- **What this task involves**
After reading the data below, copy out every line that contains the word "Longitudinal".

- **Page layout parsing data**

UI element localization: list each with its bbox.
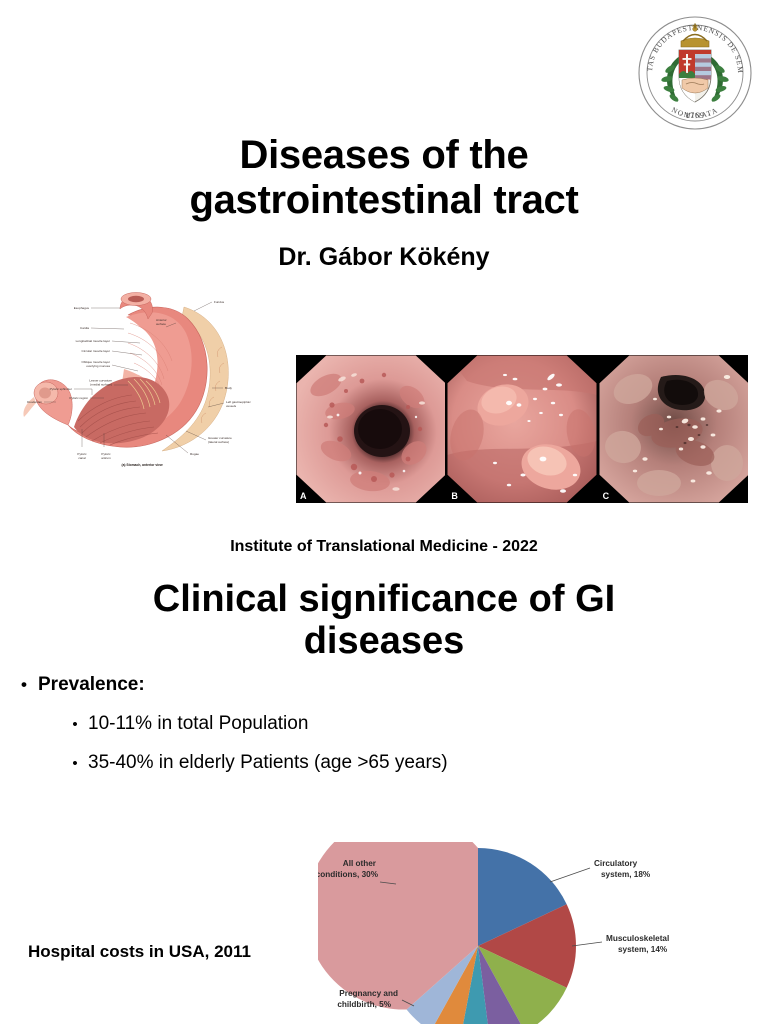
anatomy-label-cardia: Cardia [80, 326, 89, 330]
anatomy-label-greater-curvature-cont: (lateral surface) [208, 440, 229, 444]
pie-label-pregnancy-line2: childbirth, 5% [337, 1000, 391, 1009]
hospital-costs-pie-chart: Circulatory system, 18% Musculoskeletal … [318, 842, 768, 1024]
endoscopy-panel-c: C [599, 355, 748, 503]
endoscopy-panel-a: A [296, 355, 445, 503]
stomach-anatomy-figure: Esophagus Cardia Longitudinal muscle lay… [16, 285, 268, 477]
anatomy-label-pyloric-antrum-cont: antrum [101, 456, 111, 460]
pie-label-musculoskeletal-line1: Musculoskeletal [606, 934, 669, 943]
chart-caption: Hospital costs in USA, 2011 [28, 942, 251, 962]
slide2-title-line-1: Clinical significance of GI [48, 579, 720, 621]
title-line-2: gastrointestinal tract [64, 178, 704, 223]
bullet-total-population-label: 10-11% in total Population [88, 713, 308, 735]
page-title: Diseases of the gastrointestinal tract [64, 133, 704, 223]
anatomy-label-pyloric-region: Pyloric region [70, 396, 89, 400]
anatomy-label-longitudinal-muscle-layer: Longitudinal muscle layer [76, 339, 110, 343]
anatomy-label-fundus: Fundus [214, 300, 225, 304]
endoscopy-panel-label-a: A [300, 492, 307, 501]
endoscopy-panel-b: B [447, 355, 596, 503]
pie-chart-graphic: Circulatory system, 18% Musculoskeletal … [318, 842, 768, 1024]
semmelweis-university-seal-logo: UNIVERSITAS BUDAPESTINENSIS DE SEMMELWEI… [636, 14, 754, 132]
institute-footer: Institute of Translational Medicine - 20… [64, 538, 704, 556]
anatomy-label-esophagus: Esophagus [74, 306, 90, 310]
bullet-elderly-patients-label: 35-40% in elderly Patients (age >65 year… [88, 752, 448, 774]
endoscopy-image-c [599, 355, 748, 503]
anatomy-label-oblique-muscle-layer-cont: overlying mucosa [86, 364, 110, 368]
endoscopy-image-row: A [296, 355, 748, 503]
bullet-glyph-icon: • [62, 716, 88, 733]
anatomy-label-pyloric-canal-cont: canal [78, 456, 86, 460]
bullet-prevalence: • Prevalence: [10, 674, 700, 696]
svg-text:· 1769 ·: · 1769 · [679, 111, 711, 120]
bullet-total-population: • 10-11% in total Population [62, 713, 700, 735]
bullet-elderly-patients: • 35-40% in elderly Patients (age >65 ye… [62, 752, 700, 774]
anatomy-label-anterior-surface-cont: surface [156, 322, 166, 326]
pie-label-circulatory-line2: system, 18% [601, 870, 651, 879]
author-name: Dr. Gábor Kökény [64, 243, 704, 272]
pie-label-circulatory-line1: Circulatory [594, 859, 638, 868]
pie-label-all-other-line1: All other [343, 859, 377, 868]
seal-icon: UNIVERSITAS BUDAPESTINENSIS DE SEMMELWEI… [636, 14, 754, 132]
anatomy-label-lesser-curvature-cont: (medial surface) [90, 383, 112, 387]
title-line-1: Diseases of the [64, 133, 704, 178]
anatomy-label-duodenum: Duodenum [27, 400, 42, 404]
endoscopy-image-b [447, 355, 596, 503]
slide2-title-line-2: diseases [48, 621, 720, 663]
anatomy-label-circular-muscle-layer: Circular muscle layer [82, 349, 110, 353]
endoscopy-panel-label-c: C [603, 492, 610, 501]
pie-label-all-other-line2: conditions, 30% [318, 870, 379, 879]
stomach-anatomy-illustration: Esophagus Cardia Longitudinal muscle lay… [16, 285, 268, 477]
pie-label-musculoskeletal-line2: system, 14% [618, 945, 668, 954]
endoscopy-image-a [296, 355, 445, 503]
anatomy-label-left-gastroepiploic-vessels-cont: vessels [226, 404, 237, 408]
bullet-glyph-icon: • [10, 675, 38, 695]
anatomy-figure-caption: (a) Stomach, anterior view [121, 463, 162, 467]
bullet-list: • Prevalence: • 10-11% in total Populati… [0, 674, 700, 774]
anatomy-label-pyloric-sphincter: Pyloric sphincter [50, 387, 72, 391]
bullet-glyph-icon: • [62, 755, 88, 772]
slide2-title: Clinical significance of GI diseases [48, 579, 720, 663]
slide-clinical-significance: Clinical significance of GI diseases • P… [0, 570, 768, 1024]
anatomy-label-body: Body [225, 386, 232, 390]
endoscopy-panel-label-b: B [451, 492, 458, 501]
anatomy-label-rugae: Rugae [190, 452, 199, 456]
bullet-prevalence-label: Prevalence: [38, 674, 145, 696]
pie-label-pregnancy-line1: Pregnancy and [339, 989, 398, 998]
slide-title: UNIVERSITAS BUDAPESTINENSIS DE SEMMELWEI… [0, 0, 768, 570]
slide-deck-page: UNIVERSITAS BUDAPESTINENSIS DE SEMMELWEI… [0, 0, 768, 1024]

- **Answer space**
stomach-anatomy-figure: Esophagus Cardia Longitudinal muscle lay… [16, 285, 268, 477]
anatomy-label-longitudinal-muscle-layer: Longitudinal muscle layer [76, 339, 110, 343]
stomach-anatomy-illustration: Esophagus Cardia Longitudinal muscle lay… [16, 285, 268, 477]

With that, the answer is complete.